** BEGIN **

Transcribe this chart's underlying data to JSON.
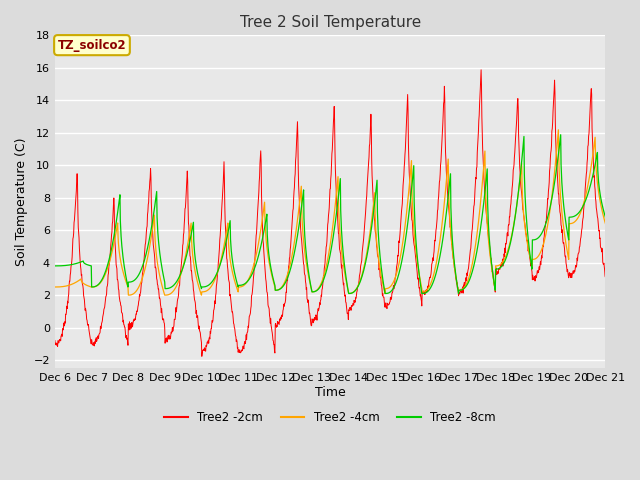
{
  "title": "Tree 2 Soil Temperature",
  "xlabel": "Time",
  "ylabel": "Soil Temperature (C)",
  "ylim": [
    -2.5,
    18
  ],
  "yticks": [
    -2,
    0,
    2,
    4,
    6,
    8,
    10,
    12,
    14,
    16,
    18
  ],
  "line_labels": [
    "Tree2 -2cm",
    "Tree2 -4cm",
    "Tree2 -8cm"
  ],
  "line_colors": [
    "#ff0000",
    "#ffa500",
    "#00cc00"
  ],
  "background_color": "#dcdcdc",
  "plot_bg_color": "#e8e8e8",
  "xtick_labels": [
    "Dec 6",
    "Dec 7",
    "Dec 8",
    "Dec 9",
    "Dec 10",
    "Dec 11",
    "Dec 12",
    "Dec 13",
    "Dec 14",
    "Dec 15",
    "Dec 16",
    "Dec 17",
    "Dec 18",
    "Dec 19",
    "Dec 20",
    "Dec 21"
  ],
  "annotation_text": "TZ_soilco2",
  "annotation_color": "#8B0000",
  "annotation_bg": "#ffffcc",
  "annotation_edge": "#ccaa00"
}
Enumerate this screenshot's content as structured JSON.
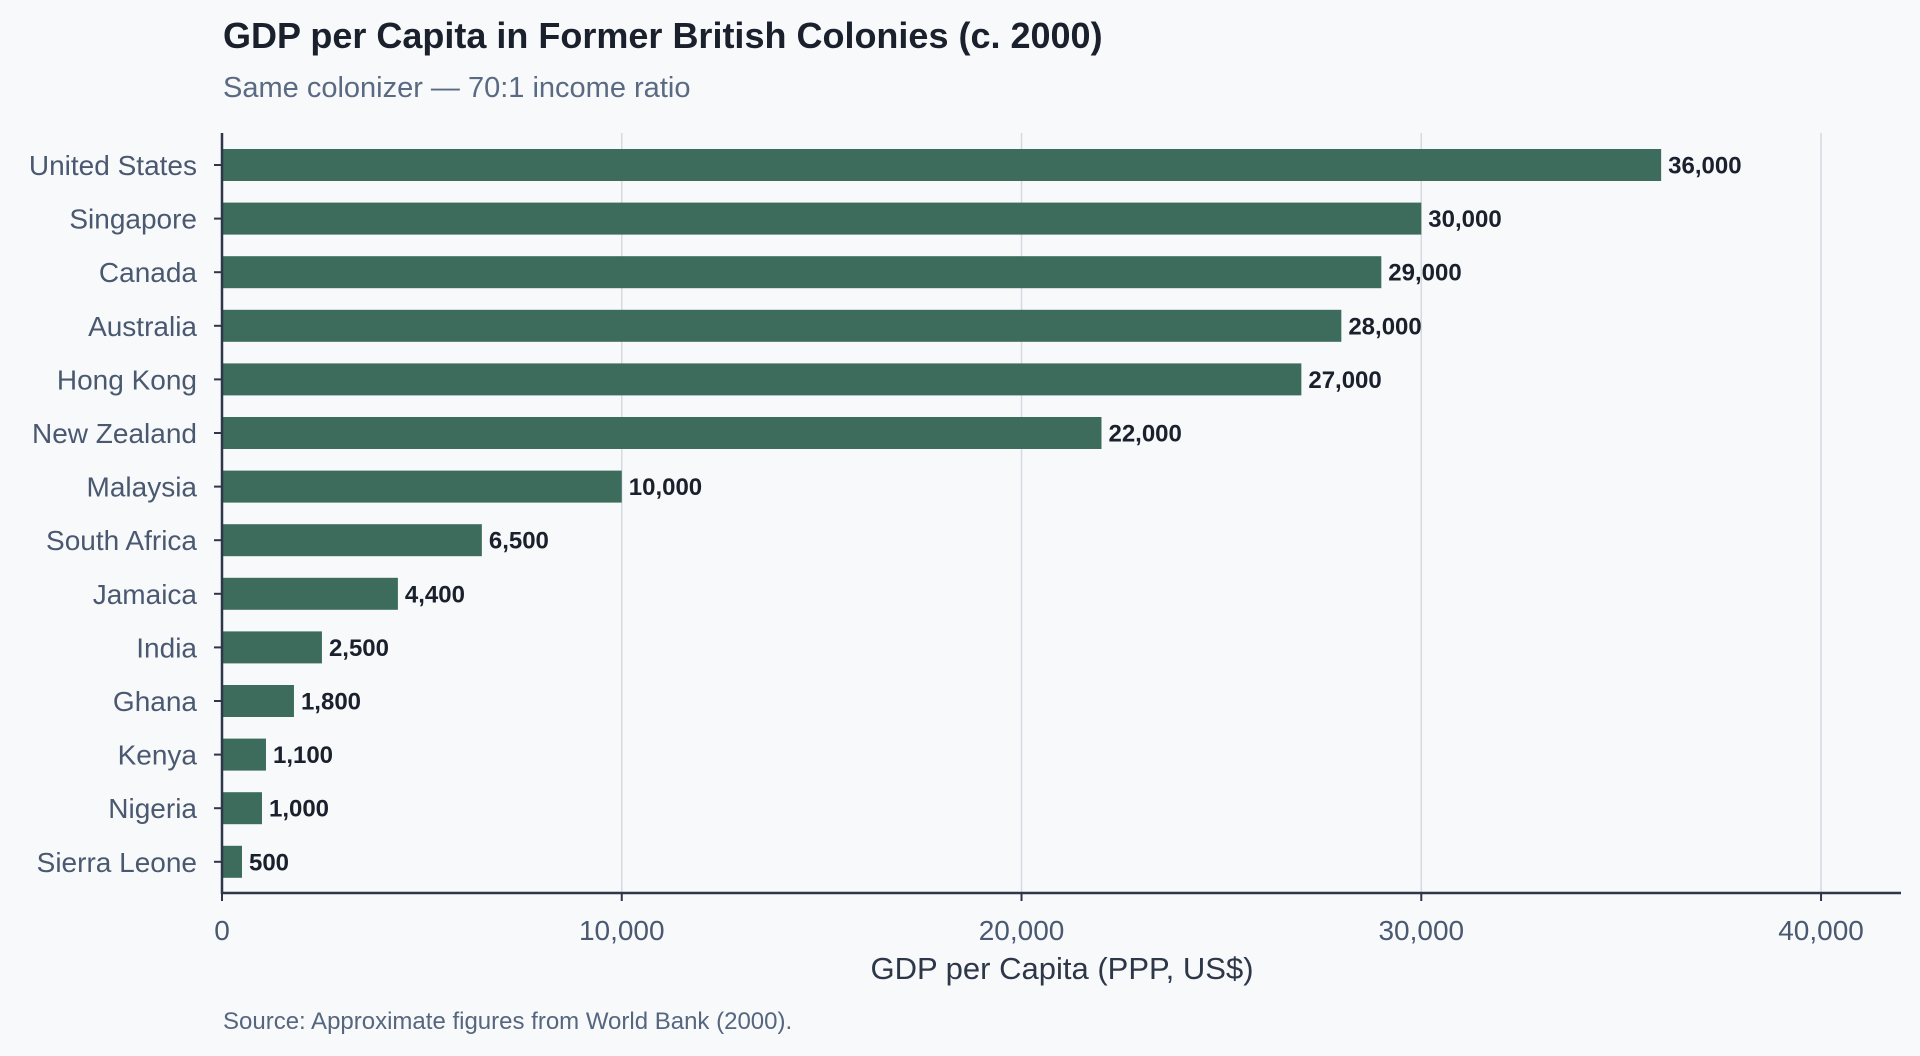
{
  "title": "GDP per Capita in Former British Colonies (c. 2000)",
  "subtitle": "Same colonizer — 70:1 income ratio",
  "source": "Source: Approximate figures from World Bank (2000).",
  "colors": {
    "bar": "#3d6b5c",
    "background": "#f7f9fb",
    "grid": "#d5dae1",
    "axis": "#2d3748"
  },
  "chart_data": {
    "type": "bar",
    "orientation": "horizontal",
    "title": "GDP per Capita in Former British Colonies (c. 2000)",
    "subtitle": "Same colonizer — 70:1 income ratio",
    "xlabel": "GDP per Capita (PPP, US$)",
    "ylabel": "",
    "categories": [
      "United States",
      "Singapore",
      "Canada",
      "Australia",
      "Hong Kong",
      "New Zealand",
      "Malaysia",
      "South Africa",
      "Jamaica",
      "India",
      "Ghana",
      "Kenya",
      "Nigeria",
      "Sierra Leone"
    ],
    "values": [
      36000,
      30000,
      29000,
      28000,
      27000,
      22000,
      10000,
      6500,
      4400,
      2500,
      1800,
      1100,
      1000,
      500
    ],
    "value_labels": [
      "36,000",
      "30,000",
      "29,000",
      "28,000",
      "27,000",
      "22,000",
      "10,000",
      "6,500",
      "4,400",
      "2,500",
      "1,800",
      "1,100",
      "1,000",
      "500"
    ],
    "xlim": [
      0,
      42000
    ],
    "xticks": [
      0,
      10000,
      20000,
      30000,
      40000
    ],
    "xtick_labels": [
      "0",
      "10,000",
      "20,000",
      "30,000",
      "40,000"
    ],
    "grid": "vertical",
    "legend": "none"
  }
}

** END **

### Task directions
Print the listing above in full, exactly as written. Omit any pictures.

### Solution to this exercise
Transcribe this chart's underlying data to JSON.
{
  "title": "Tree 2 Soil Temperature",
  "xlabel": "Time",
  "ylabel": "Soil Temperature (C)",
  "ylim": [
    -2.5,
    18
  ],
  "yticks": [
    -2,
    0,
    2,
    4,
    6,
    8,
    10,
    12,
    14,
    16,
    18
  ],
  "line_labels": [
    "Tree2 -2cm",
    "Tree2 -4cm",
    "Tree2 -8cm"
  ],
  "line_colors": [
    "#ff0000",
    "#ffa500",
    "#00cc00"
  ],
  "background_color": "#dcdcdc",
  "plot_bg_color": "#e8e8e8",
  "xtick_labels": [
    "Dec 6",
    "Dec 7",
    "Dec 8",
    "Dec 9",
    "Dec 10",
    "Dec 11",
    "Dec 12",
    "Dec 13",
    "Dec 14",
    "Dec 15",
    "Dec 16",
    "Dec 17",
    "Dec 18",
    "Dec 19",
    "Dec 20",
    "Dec 21"
  ],
  "annotation_text": "TZ_soilco2",
  "annotation_color": "#8B0000",
  "annotation_bg": "#ffffcc",
  "annotation_edge": "#ccaa00"
}
Enumerate this screenshot's content as structured JSON.
{
  "title": "GDP per Capita in Former British Colonies (c. 2000)",
  "subtitle": "Same colonizer — 70:1 income ratio",
  "source": "Source: Approximate figures from World Bank (2000).",
  "colors": {
    "bar": "#3d6b5c",
    "background": "#f7f9fb",
    "grid": "#d5dae1",
    "axis": "#2d3748"
  },
  "chart_data": {
    "type": "bar",
    "orientation": "horizontal",
    "title": "GDP per Capita in Former British Colonies (c. 2000)",
    "subtitle": "Same colonizer — 70:1 income ratio",
    "xlabel": "GDP per Capita (PPP, US$)",
    "ylabel": "",
    "categories": [
      "United States",
      "Singapore",
      "Canada",
      "Australia",
      "Hong Kong",
      "New Zealand",
      "Malaysia",
      "South Africa",
      "Jamaica",
      "India",
      "Ghana",
      "Kenya",
      "Nigeria",
      "Sierra Leone"
    ],
    "values": [
      36000,
      30000,
      29000,
      28000,
      27000,
      22000,
      10000,
      6500,
      4400,
      2500,
      1800,
      1100,
      1000,
      500
    ],
    "value_labels": [
      "36,000",
      "30,000",
      "29,000",
      "28,000",
      "27,000",
      "22,000",
      "10,000",
      "6,500",
      "4,400",
      "2,500",
      "1,800",
      "1,100",
      "1,000",
      "500"
    ],
    "xlim": [
      0,
      42000
    ],
    "xticks": [
      0,
      10000,
      20000,
      30000,
      40000
    ],
    "xtick_labels": [
      "0",
      "10,000",
      "20,000",
      "30,000",
      "40,000"
    ],
    "grid": "vertical",
    "legend": "none"
  }
}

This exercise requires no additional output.